Exercise prompt
Extract, from the records beneath this instruction, each line that contains the word "signes".

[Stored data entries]
——

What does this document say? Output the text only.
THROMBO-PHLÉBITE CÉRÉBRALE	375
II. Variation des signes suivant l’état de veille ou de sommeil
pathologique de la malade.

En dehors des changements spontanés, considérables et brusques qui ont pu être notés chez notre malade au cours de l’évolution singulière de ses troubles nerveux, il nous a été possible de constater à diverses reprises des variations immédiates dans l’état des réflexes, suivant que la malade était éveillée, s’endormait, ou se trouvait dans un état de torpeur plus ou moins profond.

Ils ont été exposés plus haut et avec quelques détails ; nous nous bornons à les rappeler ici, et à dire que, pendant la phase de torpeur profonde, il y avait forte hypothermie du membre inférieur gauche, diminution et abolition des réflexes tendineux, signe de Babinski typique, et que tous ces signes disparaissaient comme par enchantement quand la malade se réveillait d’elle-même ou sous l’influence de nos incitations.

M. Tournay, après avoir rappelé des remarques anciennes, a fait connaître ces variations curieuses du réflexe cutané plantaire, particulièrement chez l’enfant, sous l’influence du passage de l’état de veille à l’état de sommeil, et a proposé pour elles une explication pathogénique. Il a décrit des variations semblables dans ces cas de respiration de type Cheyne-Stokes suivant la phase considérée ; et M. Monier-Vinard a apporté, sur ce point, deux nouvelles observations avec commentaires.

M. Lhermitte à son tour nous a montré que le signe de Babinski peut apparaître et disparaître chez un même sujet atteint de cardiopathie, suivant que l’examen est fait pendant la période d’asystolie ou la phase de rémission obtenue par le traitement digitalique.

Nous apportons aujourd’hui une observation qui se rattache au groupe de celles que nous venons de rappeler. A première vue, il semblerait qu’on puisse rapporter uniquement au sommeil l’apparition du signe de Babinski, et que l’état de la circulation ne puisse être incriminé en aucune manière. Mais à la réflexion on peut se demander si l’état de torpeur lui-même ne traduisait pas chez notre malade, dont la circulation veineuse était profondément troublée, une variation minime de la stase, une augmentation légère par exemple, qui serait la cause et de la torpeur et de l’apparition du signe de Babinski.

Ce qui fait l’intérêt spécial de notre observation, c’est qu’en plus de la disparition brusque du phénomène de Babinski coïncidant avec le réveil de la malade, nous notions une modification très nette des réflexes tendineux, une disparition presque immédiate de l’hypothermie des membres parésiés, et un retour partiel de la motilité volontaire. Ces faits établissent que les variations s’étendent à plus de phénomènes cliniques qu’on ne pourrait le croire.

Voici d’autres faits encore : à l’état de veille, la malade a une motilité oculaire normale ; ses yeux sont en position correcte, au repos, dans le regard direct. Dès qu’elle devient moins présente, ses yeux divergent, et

——

The completed task
II. Variation des signes suivant l’état de veille ou de sommeil
Ils ont été exposés plus haut et avec quelques détails ; nous nous bornons à les rappeler ici, et à dire que, pendant la phase de torpeur profonde, il y avait forte hypothermie du membre inférieur gauche, diminution et abolition des réflexes tendineux, signe de Babinski typique, et que tous ces signes disparaissaient comme par enchantement quand la malade se réveillait d’elle-même ou sous l’influence de nos incitations.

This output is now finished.